## [Requirement]
Spot each line in the records below where the word "this" occurs, then copy it.
* BEGIN Provided data *
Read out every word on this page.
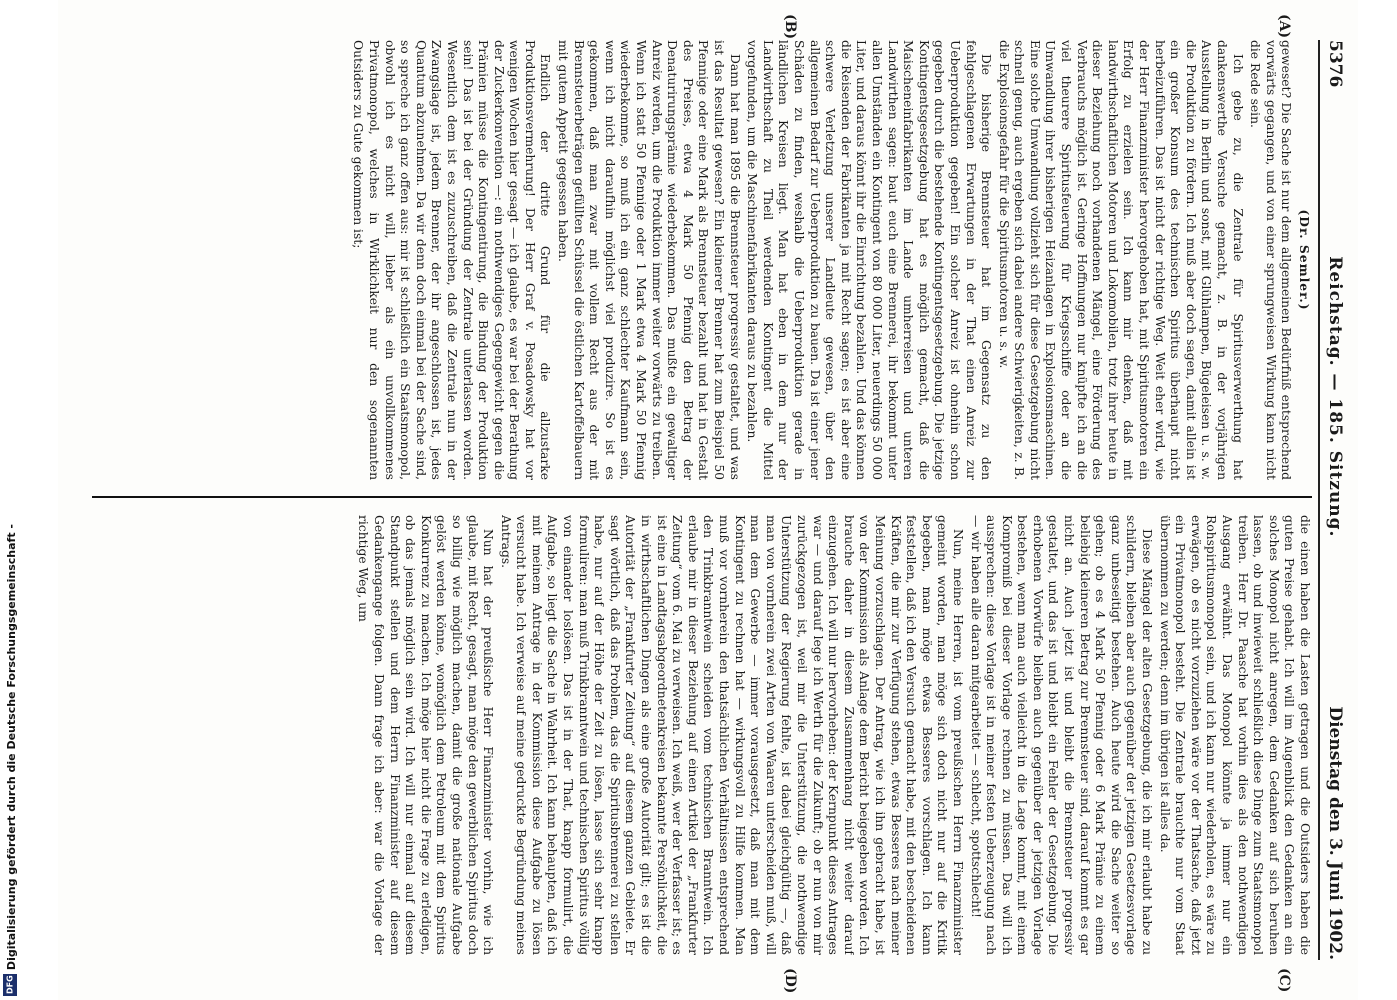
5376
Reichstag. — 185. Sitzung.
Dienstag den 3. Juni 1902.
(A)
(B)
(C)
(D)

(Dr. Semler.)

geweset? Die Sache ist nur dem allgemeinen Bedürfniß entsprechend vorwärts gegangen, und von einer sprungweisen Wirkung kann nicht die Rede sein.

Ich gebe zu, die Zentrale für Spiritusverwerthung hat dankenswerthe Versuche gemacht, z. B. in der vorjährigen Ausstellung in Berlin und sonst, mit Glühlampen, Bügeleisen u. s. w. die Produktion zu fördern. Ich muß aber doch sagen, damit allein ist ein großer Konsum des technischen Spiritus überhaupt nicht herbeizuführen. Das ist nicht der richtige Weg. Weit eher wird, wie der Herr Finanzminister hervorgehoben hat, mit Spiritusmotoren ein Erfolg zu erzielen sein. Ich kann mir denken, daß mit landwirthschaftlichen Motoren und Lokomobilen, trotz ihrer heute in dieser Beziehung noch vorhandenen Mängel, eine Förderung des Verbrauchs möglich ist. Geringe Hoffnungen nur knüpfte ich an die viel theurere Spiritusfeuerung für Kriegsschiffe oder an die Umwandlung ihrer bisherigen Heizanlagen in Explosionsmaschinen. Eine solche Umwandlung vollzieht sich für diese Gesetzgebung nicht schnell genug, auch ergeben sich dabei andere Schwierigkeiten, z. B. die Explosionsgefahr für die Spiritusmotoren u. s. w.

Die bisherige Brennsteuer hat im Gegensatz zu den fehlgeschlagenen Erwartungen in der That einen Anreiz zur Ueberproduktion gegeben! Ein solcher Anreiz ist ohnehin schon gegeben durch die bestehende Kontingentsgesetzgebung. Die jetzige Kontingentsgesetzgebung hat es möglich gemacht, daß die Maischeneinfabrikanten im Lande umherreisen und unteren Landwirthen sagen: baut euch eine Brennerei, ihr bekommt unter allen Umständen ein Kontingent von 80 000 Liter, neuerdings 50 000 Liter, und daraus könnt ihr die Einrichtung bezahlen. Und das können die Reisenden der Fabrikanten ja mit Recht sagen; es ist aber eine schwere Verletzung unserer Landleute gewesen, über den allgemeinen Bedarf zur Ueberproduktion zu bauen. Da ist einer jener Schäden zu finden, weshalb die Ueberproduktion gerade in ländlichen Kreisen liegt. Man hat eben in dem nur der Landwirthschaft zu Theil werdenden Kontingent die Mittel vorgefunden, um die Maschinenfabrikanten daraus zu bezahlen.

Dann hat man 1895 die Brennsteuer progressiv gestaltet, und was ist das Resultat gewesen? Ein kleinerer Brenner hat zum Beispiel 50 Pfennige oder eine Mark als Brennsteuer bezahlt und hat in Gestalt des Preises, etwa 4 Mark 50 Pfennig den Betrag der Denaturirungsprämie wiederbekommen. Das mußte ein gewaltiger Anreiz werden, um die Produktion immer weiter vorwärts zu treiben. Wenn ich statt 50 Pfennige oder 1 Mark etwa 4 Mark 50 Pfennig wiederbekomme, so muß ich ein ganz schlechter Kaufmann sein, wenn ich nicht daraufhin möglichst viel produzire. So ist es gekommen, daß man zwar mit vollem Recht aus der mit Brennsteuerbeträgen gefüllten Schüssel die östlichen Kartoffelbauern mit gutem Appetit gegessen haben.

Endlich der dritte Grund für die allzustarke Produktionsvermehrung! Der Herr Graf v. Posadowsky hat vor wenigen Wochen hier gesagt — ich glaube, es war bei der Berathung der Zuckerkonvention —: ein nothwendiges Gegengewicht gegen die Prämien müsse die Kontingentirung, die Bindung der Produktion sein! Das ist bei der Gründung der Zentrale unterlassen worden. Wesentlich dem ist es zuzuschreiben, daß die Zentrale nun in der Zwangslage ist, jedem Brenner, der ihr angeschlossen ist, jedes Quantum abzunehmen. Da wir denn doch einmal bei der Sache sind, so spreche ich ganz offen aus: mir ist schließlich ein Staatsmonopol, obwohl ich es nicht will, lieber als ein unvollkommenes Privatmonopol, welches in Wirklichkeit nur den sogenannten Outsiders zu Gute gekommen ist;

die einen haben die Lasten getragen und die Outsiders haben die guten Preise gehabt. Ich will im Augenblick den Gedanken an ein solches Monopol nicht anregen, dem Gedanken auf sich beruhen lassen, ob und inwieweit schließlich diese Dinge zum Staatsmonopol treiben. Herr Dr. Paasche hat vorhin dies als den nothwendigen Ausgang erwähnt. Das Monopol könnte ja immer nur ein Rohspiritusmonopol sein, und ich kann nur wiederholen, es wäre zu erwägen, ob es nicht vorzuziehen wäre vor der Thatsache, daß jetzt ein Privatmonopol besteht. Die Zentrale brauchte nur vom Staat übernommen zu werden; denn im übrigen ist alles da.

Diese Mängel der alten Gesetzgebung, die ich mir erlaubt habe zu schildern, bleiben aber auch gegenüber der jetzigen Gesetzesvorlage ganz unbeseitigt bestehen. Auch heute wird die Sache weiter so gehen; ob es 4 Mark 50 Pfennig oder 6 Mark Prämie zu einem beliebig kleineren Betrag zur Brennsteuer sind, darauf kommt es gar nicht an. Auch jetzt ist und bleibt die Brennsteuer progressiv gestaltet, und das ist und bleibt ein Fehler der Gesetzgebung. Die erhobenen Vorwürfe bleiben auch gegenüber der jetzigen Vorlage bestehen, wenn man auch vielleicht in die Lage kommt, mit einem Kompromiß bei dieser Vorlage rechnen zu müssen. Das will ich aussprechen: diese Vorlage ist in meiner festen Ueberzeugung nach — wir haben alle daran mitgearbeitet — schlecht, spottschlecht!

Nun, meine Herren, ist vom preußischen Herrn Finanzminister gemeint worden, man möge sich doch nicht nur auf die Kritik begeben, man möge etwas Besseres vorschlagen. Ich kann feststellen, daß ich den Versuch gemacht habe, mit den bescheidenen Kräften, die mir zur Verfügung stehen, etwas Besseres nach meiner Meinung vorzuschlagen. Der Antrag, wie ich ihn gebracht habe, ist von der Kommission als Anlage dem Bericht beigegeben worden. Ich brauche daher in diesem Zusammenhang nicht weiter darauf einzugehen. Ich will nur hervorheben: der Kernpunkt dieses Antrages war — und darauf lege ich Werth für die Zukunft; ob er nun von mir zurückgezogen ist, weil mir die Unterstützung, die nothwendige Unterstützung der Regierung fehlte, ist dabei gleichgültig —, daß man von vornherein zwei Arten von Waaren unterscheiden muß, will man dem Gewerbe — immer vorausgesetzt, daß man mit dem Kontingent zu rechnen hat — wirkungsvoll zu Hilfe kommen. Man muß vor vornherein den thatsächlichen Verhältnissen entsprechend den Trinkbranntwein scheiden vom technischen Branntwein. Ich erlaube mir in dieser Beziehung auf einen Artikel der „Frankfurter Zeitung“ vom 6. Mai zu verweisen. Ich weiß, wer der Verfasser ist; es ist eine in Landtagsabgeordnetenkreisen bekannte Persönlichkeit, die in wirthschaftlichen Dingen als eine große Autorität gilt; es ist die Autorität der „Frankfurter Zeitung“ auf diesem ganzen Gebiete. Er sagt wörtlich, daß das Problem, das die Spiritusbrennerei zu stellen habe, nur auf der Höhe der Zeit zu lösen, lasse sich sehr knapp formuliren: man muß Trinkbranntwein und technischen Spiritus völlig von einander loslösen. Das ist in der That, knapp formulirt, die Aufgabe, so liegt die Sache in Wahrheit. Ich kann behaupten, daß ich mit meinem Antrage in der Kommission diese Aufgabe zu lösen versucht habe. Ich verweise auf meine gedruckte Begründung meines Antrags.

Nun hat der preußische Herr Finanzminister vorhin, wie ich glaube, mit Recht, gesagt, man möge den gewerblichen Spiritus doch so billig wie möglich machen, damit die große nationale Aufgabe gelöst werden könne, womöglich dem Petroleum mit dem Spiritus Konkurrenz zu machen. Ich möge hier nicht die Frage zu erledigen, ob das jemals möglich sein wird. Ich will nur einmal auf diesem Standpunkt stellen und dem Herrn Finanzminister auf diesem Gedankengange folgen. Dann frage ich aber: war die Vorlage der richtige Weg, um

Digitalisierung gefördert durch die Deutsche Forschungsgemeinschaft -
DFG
* END Provided data *
* BEGIN Provided data *
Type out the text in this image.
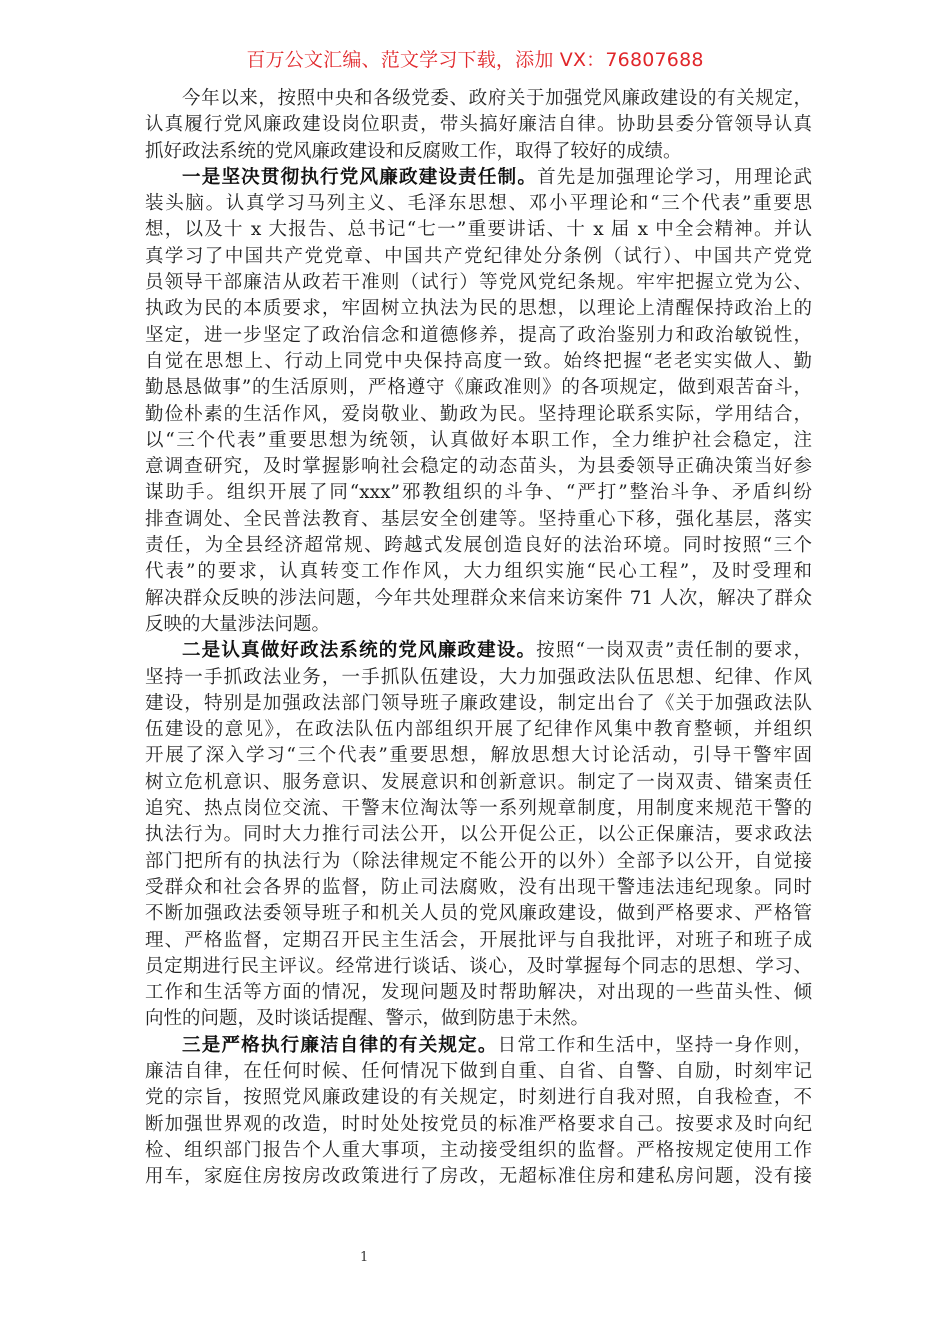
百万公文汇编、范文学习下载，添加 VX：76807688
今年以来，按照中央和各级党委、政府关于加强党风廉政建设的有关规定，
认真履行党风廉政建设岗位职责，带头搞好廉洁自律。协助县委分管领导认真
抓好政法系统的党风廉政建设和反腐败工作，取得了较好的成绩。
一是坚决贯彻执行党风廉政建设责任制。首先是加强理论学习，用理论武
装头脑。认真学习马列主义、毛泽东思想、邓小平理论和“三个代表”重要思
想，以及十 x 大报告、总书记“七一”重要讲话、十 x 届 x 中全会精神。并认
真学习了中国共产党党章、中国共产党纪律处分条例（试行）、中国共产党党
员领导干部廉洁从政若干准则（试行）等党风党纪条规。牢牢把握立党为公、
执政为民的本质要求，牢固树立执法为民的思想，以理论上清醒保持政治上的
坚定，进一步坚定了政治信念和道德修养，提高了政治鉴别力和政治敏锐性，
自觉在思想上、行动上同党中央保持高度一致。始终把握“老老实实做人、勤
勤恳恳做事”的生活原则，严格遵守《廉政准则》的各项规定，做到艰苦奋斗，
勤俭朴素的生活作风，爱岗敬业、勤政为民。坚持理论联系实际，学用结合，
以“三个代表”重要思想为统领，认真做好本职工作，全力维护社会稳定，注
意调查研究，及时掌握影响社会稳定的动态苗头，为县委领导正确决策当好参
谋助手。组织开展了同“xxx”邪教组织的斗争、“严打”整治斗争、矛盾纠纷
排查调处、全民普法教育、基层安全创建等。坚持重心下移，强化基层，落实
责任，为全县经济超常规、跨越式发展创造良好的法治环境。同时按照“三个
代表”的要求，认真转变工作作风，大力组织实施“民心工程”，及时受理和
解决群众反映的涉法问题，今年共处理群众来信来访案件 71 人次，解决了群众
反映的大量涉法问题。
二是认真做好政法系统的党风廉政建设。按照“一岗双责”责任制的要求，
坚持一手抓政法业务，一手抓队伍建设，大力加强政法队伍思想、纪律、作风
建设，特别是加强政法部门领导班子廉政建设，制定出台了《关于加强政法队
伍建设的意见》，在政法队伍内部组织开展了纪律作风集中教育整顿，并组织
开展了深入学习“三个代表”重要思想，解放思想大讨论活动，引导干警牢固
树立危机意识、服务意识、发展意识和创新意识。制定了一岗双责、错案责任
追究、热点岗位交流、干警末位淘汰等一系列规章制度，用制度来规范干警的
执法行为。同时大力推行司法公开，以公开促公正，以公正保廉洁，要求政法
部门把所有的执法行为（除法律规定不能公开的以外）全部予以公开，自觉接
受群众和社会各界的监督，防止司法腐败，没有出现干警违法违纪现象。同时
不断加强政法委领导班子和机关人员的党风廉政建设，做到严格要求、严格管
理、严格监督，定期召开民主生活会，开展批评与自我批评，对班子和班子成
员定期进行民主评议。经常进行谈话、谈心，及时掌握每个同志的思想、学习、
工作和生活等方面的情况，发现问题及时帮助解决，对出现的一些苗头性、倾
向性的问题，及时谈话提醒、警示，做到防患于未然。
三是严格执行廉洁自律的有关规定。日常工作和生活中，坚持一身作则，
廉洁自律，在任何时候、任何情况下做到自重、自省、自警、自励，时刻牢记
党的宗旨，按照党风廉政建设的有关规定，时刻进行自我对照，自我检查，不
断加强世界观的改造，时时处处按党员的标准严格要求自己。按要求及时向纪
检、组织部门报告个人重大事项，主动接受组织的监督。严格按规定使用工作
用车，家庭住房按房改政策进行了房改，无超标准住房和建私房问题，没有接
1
* END Provided data *
## [Finished exercise]
Read out every word on this page.
Type out the text in this image.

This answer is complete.